DATA FOR THIS TASK =>
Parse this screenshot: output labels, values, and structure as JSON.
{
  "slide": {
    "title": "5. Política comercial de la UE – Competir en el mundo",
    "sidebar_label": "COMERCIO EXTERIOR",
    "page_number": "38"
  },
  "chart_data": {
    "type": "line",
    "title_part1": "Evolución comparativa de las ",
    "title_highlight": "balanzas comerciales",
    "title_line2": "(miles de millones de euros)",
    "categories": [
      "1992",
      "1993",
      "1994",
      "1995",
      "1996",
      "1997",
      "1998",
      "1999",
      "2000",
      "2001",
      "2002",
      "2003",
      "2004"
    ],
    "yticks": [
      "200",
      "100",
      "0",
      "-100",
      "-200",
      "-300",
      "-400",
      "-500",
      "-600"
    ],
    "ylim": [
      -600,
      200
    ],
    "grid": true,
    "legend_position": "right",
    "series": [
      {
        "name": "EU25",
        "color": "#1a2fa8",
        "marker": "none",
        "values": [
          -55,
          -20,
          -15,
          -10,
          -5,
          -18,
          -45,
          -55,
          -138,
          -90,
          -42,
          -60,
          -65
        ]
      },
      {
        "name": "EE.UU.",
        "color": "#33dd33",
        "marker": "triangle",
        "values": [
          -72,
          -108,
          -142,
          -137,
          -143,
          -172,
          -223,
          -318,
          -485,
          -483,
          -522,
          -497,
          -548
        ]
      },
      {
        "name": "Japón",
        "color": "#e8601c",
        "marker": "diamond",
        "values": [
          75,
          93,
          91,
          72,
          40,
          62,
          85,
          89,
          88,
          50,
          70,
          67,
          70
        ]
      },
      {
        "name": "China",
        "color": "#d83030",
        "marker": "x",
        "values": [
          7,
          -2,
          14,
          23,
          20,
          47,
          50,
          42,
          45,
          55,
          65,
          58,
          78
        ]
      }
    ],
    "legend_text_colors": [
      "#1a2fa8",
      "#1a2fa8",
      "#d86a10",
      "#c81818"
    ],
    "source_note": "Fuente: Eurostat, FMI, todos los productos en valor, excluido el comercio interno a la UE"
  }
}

WHAT THE EXERCISE ASKS => Every line of the listing that holds "name" is to be counted; give only the resulting number.

TASK OUTPUT => 4